**Given task**
Return each line of the items below that contains the string "bottom".

-- Begin Task material --

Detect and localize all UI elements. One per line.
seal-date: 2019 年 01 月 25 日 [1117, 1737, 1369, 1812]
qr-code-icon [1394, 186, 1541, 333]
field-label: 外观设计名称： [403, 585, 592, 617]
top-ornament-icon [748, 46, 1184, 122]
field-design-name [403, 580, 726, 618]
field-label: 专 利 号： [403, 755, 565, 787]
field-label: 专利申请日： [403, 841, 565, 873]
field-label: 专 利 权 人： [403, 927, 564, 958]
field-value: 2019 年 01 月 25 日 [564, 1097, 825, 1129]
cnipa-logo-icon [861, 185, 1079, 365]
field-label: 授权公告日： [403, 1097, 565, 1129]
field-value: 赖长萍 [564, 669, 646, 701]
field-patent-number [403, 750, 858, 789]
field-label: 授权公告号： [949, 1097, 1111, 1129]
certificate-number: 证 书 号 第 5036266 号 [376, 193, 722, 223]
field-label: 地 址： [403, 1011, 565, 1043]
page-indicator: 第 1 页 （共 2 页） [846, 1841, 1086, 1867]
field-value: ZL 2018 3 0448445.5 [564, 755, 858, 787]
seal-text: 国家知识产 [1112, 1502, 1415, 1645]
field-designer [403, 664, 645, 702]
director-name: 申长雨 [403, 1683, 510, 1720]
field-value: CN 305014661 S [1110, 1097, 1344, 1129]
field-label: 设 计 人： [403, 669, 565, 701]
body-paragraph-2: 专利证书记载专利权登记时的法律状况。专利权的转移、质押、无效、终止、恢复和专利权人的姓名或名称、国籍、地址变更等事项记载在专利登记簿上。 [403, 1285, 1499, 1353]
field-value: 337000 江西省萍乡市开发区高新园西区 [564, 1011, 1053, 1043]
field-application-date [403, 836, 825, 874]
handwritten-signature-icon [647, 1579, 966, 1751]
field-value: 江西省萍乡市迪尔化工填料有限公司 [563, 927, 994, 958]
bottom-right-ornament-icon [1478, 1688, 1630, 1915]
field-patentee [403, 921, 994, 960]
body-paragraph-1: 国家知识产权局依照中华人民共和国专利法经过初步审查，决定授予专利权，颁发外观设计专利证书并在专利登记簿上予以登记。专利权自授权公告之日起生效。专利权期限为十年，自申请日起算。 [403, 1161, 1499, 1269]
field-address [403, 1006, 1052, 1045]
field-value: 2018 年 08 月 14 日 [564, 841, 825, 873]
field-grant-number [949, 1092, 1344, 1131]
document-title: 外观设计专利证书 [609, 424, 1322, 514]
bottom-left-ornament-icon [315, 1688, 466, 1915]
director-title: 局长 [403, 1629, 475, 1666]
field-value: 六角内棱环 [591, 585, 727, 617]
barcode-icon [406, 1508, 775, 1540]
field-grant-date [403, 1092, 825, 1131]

-- End Task material --

**Answer in full**
bottom-right-ornament-icon [1478, 1688, 1630, 1915]
bottom-left-ornament-icon [315, 1688, 466, 1915]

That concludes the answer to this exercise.